-- Extracted records start --

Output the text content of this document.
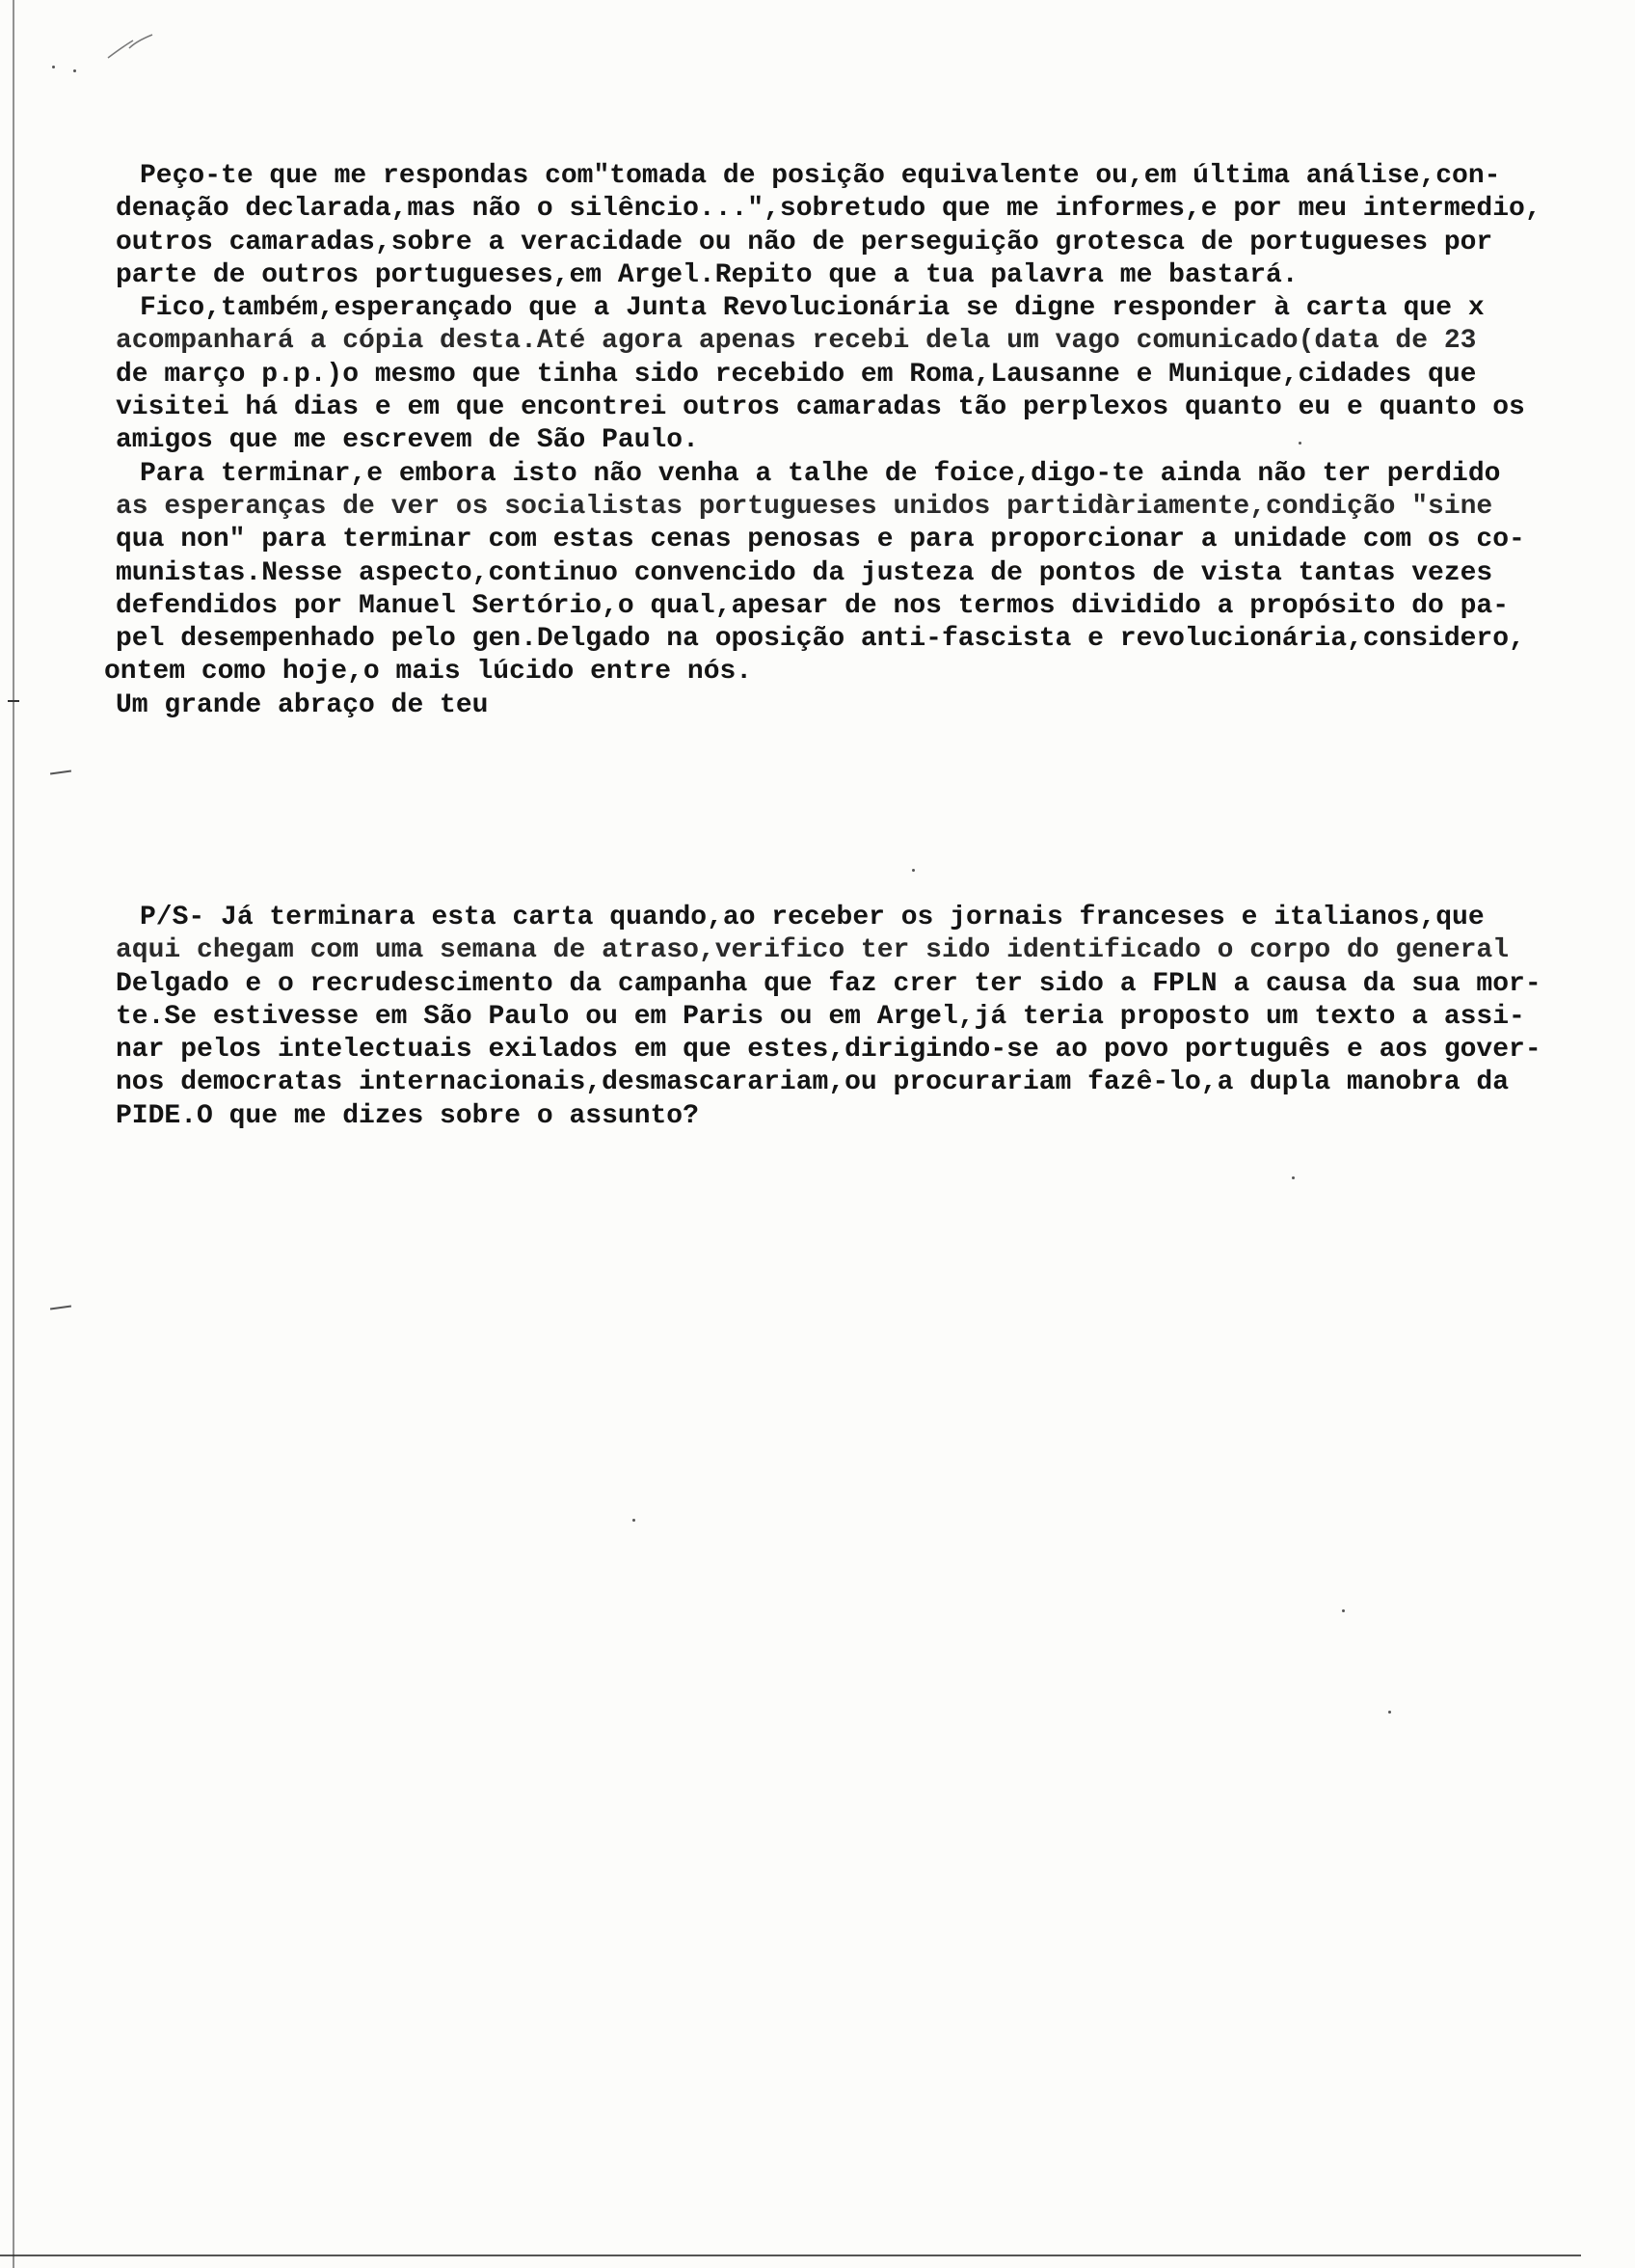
Peço-te que me respondas com"tomada de posição equivalente ou,em última análise,con-
denação declarada,mas não o silêncio...",sobretudo que me informes,e por meu intermedio,
outros camaradas,sobre a veracidade ou não de perseguição grotesca de portugueses por
parte de outros portugueses,em Argel.Repito que a tua palavra me bastará.
Fico,também,esperançado que a Junta Revolucionária se digne responder à carta que x
acompanhará a cópia desta.Até agora apenas recebi dela um vago comunicado(data de 23
de março p.p.)o mesmo que tinha sido recebido em Roma,Lausanne e Munique,cidades que
visitei há dias e em que encontrei outros camaradas tão perplexos quanto eu e quanto os
amigos que me escrevem de São Paulo.
Para terminar,e embora isto não venha a talhe de foice,digo-te ainda não ter perdido
as esperanças de ver os socialistas portugueses unidos partidàriamente,condição "sine
qua non" para terminar com estas cenas penosas e para proporcionar a unidade com os co-
munistas.Nesse aspecto,continuo convencido da justeza de pontos de vista tantas vezes
defendidos por Manuel Sertório,o qual,apesar de nos termos dividido a propósito do pa-
pel desempenhado pelo gen.Delgado na oposição anti-fascista e revolucionária,considero,
ontem como hoje,o mais lúcido entre nós.
Um grande abraço de teu
P/S- Já terminara esta carta quando,ao receber os jornais franceses e italianos,que
aqui chegam com uma semana de atraso,verifico ter sido identificado o corpo do general
Delgado e o recrudescimento da campanha que faz crer ter sido a FPLN a causa da sua mor-
te.Se estivesse em São Paulo ou em Paris ou em Argel,já teria proposto um texto a assi-
nar pelos intelectuais exilados em que estes,dirigindo-se ao povo português e aos gover-
nos democratas internacionais,desmascarariam,ou procurariam fazê-lo,a dupla manobra da
PIDE.O que me dizes sobre o assunto?
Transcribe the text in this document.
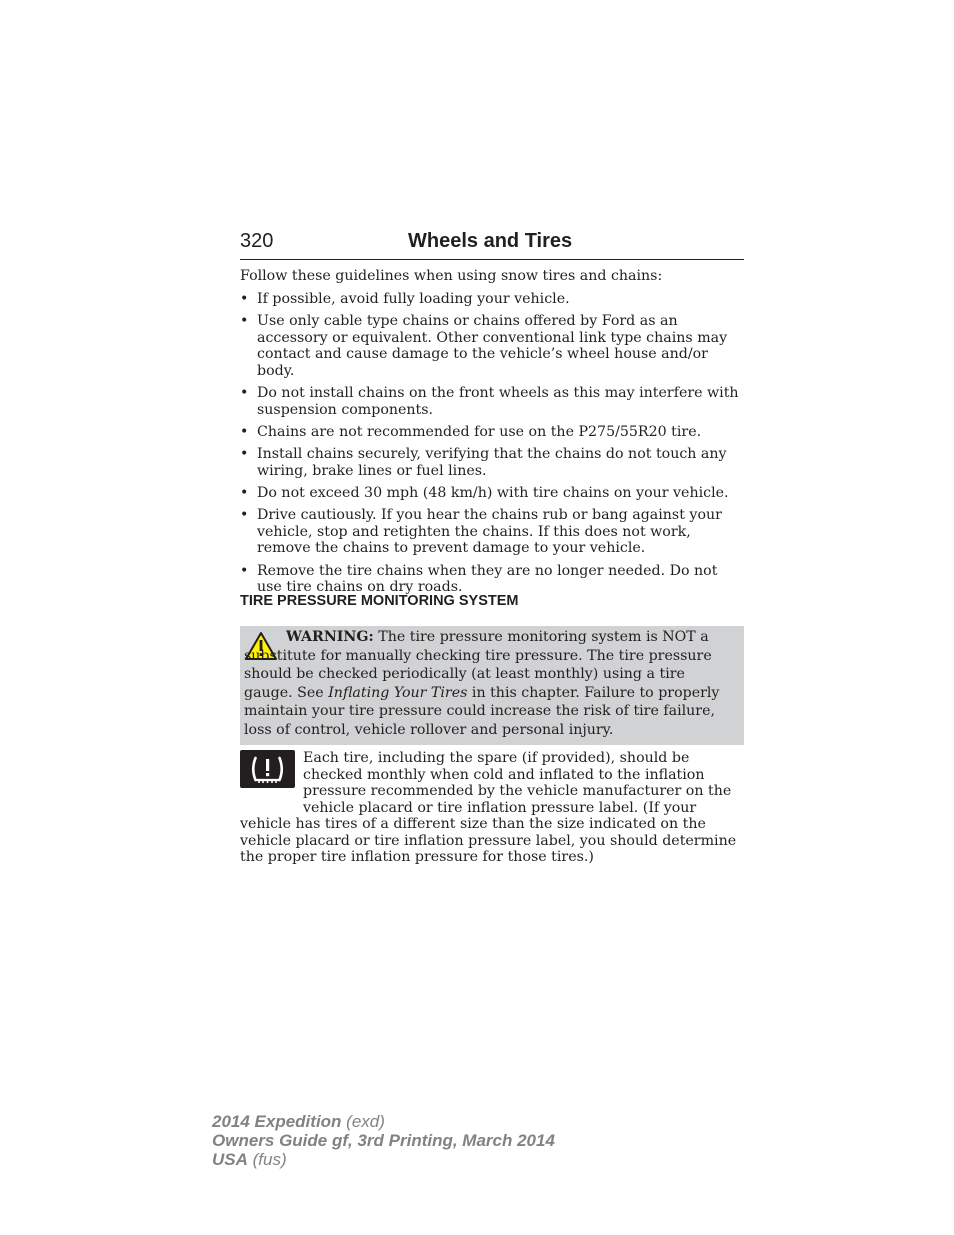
320	Wheels and Tires
Follow these guidelines when using snow tires and chains:
• If possible, avoid fully loading your vehicle.
• Use only cable type chains or chains offered by Ford as an accessory or equivalent. Other conventional link type chains may contact and cause damage to the vehicle’s wheel house and/or body.
• Do not install chains on the front wheels as this may interfere with suspension components.
• Chains are not recommended for use on the P275/55R20 tire.
• Install chains securely, verifying that the chains do not touch any wiring, brake lines or fuel lines.
• Do not exceed 30 mph (48 km/h) with tire chains on your vehicle.
• Drive cautiously. If you hear the chains rub or bang against your vehicle, stop and retighten the chains. If this does not work, remove the chains to prevent damage to your vehicle.
• Remove the tire chains when they are no longer needed. Do not use tire chains on dry roads.
TIRE PRESSURE MONITORING SYSTEM

WARNING: The tire pressure monitoring system is NOT a substitute for manually checking tire pressure. The tire pressure should be checked periodically (at least monthly) using a tire gauge. See Inflating Your Tires in this chapter. Failure to properly maintain your tire pressure could increase the risk of tire failure, loss of control, vehicle rollover and personal injury.

Each tire, including the spare (if provided), should be checked monthly when cold and inflated to the inflation pressure recommended by the vehicle manufacturer on the vehicle placard or tire inflation pressure label. (If your vehicle has tires of a different size than the size indicated on the vehicle placard or tire inflation pressure label, you should determine the proper tire inflation pressure for those tires.)

2014 Expedition (exd)
Owners Guide gf, 3rd Printing, March 2014
USA (fus)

-- Extracted records end --

● Objective:
State how many lines of the records above contain "camaradas", with no words besides the number.

● Exercise response:
2